* Task:
Write out each line exactly as it stands, please.

(Data entries)

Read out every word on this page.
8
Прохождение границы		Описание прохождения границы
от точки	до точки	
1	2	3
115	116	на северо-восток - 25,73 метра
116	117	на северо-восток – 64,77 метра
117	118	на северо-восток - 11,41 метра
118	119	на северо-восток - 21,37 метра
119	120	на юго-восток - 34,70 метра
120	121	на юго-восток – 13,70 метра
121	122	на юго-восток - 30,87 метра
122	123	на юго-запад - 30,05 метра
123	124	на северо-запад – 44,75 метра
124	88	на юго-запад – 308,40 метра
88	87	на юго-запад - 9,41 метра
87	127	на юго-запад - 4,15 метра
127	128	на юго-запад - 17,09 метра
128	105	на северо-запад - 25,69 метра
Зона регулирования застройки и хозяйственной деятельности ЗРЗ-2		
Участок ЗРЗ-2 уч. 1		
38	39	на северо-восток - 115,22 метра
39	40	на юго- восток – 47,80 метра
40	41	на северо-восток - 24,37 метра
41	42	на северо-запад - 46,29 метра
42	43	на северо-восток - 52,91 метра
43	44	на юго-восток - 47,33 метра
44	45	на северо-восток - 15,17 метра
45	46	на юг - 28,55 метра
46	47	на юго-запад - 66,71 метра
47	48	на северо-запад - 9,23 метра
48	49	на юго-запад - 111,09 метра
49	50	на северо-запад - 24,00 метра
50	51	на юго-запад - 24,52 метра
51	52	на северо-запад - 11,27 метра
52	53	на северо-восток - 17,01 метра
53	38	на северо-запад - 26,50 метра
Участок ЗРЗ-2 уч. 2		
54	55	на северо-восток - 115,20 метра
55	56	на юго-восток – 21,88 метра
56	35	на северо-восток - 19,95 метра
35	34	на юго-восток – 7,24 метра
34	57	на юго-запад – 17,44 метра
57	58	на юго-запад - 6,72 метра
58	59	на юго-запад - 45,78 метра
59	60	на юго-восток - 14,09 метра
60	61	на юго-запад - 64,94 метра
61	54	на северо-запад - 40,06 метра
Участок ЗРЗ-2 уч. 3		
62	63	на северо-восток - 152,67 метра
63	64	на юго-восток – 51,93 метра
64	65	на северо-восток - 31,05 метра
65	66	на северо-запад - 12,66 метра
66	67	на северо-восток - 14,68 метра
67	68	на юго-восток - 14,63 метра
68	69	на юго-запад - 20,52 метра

* Complete response:
Read out every word on this page.
8
Прохождение границы		Описание прохождения границы
от точки	до точки	
1	2	3
115	116	на северо-восток - 25,73 метра
116	117	на северо-восток – 64,77 метра
117	118	на северо-восток - 11,41 метра
118	119	на северо-восток - 21,37 метра
119	120	на юго-восток - 34,70 метра
120	121	на юго-восток – 13,70 метра
121	122	на юго-восток - 30,87 метра
122	123	на юго-запад - 30,05 метра
123	124	на северо-запад – 44,75 метра
124	88	на юго-запад – 308,40 метра
88	87	на юго-запад - 9,41 метра
87	127	на юго-запад - 4,15 метра
127	128	на юго-запад - 17,09 метра
128	105	на северо-запад - 25,69 метра
Зона регулирования застройки и хозяйственной деятельности ЗРЗ-2		
Участок ЗРЗ-2 уч. 1		
38	39	на северо-восток - 115,22 метра
39	40	на юго- восток – 47,80 метра
40	41	на северо-восток - 24,37 метра
41	42	на северо-запад - 46,29 метра
42	43	на северо-восток - 52,91 метра
43	44	на юго-восток - 47,33 метра
44	45	на северо-восток - 15,17 метра
45	46	на юг - 28,55 метра
46	47	на юго-запад - 66,71 метра
47	48	на северо-запад - 9,23 метра
48	49	на юго-запад - 111,09 метра
49	50	на северо-запад - 24,00 метра
50	51	на юго-запад - 24,52 метра
51	52	на северо-запад - 11,27 метра
52	53	на северо-восток - 17,01 метра
53	38	на северо-запад - 26,50 метра
Участок ЗРЗ-2 уч. 2		
54	55	на северо-восток - 115,20 метра
55	56	на юго-восток – 21,88 метра
56	35	на северо-восток - 19,95 метра
35	34	на юго-восток – 7,24 метра
34	57	на юго-запад – 17,44 метра
57	58	на юго-запад - 6,72 метра
58	59	на юго-запад - 45,78 метра
59	60	на юго-восток - 14,09 метра
60	61	на юго-запад - 64,94 метра
61	54	на северо-запад - 40,06 метра
Участок ЗРЗ-2 уч. 3		
62	63	на северо-восток - 152,67 метра
63	64	на юго-восток – 51,93 метра
64	65	на северо-восток - 31,05 метра
65	66	на северо-запад - 12,66 метра
66	67	на северо-восток - 14,68 метра
67	68	на юго-восток - 14,63 метра
68	69	на юго-запад - 20,52 метра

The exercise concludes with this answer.